┌─ Reading text
Ruling Draws an Appeal From Civil Rights and Environmental Groups Challenging Special Legal Protections for Industrial Hog Operations
Individuals suffering negative recurring health and environmental impacts from open-air cesspits containing hog waste like feces, blood, urine, bone and other animal fluids, cannot sue industrial swine operations for nuisance, after a Dec. 23, 2020 decision from a three-judge Wake Superior Court panel dismissed constitutional challenges to the 2017 and 2018 amendments to North Carolina’s “Right to Farm” Act.
The plaintiffs in the constitutional challenge –the North Carolina Environmental Justice Network (NCEJN), Waterkeeper Alliance, and the Rural Empowerment Association for Community Help (REACH) represented by the Lawyers’ Committee for Civil Rights Under Law—appealed that decision to the N.C. Court of Appeals on Tuesday.
“While we are extremely disappointed in the superior court’s failure to uphold the North Carolina Constitution, we appeal to the higher court to ensure justice is served,” said NCEJN’s Naeema Muhammad. “We’ve been fighting the power this industry has over our lawmakers for a long time, so we are not afraid to hold out as long as it takes.”
└─
┌─ Dataset extract
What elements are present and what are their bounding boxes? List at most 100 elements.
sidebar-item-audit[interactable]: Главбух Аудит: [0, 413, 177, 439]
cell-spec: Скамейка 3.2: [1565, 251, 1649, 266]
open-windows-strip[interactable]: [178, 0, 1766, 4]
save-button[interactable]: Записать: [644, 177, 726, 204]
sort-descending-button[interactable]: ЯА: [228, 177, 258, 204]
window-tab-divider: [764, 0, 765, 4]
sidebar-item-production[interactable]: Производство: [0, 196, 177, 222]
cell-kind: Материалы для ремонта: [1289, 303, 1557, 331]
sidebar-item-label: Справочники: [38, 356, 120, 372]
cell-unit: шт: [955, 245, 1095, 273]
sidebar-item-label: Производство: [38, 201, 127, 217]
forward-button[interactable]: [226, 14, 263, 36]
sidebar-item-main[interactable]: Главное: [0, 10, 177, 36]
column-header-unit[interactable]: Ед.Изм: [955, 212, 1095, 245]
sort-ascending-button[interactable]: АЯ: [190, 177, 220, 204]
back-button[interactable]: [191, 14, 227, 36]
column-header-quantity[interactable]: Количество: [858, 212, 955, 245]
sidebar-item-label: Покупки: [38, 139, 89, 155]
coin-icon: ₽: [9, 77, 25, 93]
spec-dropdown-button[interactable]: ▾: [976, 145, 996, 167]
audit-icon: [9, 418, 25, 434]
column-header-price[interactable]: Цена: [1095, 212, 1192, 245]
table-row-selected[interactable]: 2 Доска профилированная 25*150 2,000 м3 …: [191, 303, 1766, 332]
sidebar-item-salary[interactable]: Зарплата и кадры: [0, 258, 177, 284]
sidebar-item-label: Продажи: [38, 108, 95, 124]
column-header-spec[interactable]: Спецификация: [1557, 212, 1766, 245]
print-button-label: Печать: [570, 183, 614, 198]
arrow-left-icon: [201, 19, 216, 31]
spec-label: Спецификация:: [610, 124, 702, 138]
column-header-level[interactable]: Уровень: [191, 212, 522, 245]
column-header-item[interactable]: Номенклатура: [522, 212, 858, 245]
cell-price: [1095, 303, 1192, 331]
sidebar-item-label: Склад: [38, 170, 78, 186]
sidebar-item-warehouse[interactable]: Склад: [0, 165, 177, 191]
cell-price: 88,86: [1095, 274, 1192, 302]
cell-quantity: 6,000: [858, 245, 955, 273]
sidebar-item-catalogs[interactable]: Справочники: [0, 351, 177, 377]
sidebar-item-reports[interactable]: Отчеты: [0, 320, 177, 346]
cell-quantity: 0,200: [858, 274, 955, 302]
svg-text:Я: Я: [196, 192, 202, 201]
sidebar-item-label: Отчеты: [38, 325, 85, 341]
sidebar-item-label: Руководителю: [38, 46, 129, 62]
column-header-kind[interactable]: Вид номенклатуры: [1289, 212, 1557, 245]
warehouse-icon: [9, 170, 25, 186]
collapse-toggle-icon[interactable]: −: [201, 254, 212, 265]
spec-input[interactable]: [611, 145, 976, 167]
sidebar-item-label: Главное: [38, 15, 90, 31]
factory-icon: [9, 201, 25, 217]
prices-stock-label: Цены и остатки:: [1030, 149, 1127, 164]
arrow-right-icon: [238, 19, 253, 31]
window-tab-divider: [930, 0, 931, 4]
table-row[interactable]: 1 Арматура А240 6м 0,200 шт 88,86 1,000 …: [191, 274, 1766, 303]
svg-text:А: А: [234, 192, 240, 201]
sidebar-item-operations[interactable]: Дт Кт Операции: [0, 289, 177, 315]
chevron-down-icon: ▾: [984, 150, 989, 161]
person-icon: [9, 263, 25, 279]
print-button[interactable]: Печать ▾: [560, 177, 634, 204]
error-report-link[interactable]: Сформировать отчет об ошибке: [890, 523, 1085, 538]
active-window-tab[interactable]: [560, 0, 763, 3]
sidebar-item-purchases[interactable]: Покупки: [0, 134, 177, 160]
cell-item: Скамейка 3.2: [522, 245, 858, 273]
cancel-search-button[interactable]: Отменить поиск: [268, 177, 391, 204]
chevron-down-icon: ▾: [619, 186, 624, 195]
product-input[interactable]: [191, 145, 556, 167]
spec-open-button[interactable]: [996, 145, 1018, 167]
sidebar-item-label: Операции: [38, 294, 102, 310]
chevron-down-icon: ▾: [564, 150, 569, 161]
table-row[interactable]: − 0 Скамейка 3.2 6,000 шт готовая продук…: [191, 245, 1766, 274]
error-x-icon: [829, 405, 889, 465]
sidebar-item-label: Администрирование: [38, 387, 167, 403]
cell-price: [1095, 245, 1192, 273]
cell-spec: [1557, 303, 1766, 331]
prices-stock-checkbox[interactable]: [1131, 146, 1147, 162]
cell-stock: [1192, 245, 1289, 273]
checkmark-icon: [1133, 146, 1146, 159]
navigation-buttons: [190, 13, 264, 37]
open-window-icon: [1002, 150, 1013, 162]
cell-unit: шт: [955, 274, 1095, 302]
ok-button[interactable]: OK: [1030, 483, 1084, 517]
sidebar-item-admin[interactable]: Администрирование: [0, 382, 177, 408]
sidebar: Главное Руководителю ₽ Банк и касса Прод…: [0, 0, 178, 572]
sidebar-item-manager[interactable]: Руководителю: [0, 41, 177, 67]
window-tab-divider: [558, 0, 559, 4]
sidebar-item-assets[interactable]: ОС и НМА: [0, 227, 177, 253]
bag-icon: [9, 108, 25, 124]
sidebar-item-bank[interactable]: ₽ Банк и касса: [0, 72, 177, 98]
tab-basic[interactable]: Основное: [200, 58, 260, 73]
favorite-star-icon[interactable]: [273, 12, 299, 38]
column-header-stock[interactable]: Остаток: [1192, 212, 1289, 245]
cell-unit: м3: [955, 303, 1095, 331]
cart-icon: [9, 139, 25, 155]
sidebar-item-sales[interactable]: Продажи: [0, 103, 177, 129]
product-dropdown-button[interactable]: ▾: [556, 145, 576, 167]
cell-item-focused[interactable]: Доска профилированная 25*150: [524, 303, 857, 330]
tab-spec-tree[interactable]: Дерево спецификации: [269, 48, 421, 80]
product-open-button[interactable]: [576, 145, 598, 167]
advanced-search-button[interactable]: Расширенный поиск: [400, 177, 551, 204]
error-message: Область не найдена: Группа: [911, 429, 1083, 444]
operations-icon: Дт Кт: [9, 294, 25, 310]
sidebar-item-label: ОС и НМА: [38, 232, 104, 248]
└─
> [Assigned task 1] In the article about the hog farm ruling, on what date did the court panel issue its decision?
> [Assigned task 2] Say whether each statement agrees with the article about the hog farm ruling: (a) The decision came from a panel of three judges. (b) The plaintiffs took their appeal to the N.C. Supreme Court. (c) Naeema Muhammad speaks for Waterkeeper Alliance.

> [Task output 1] Dec. 23, 2020

> [Task output 2]
(a) Yes: "a three-judge Wake Superior Court panel"
(b) No: "appealed that decision to the N.C. Court of Appeals on Tuesday"
(c) No: "said NCEJN’s Naeema Muhammad"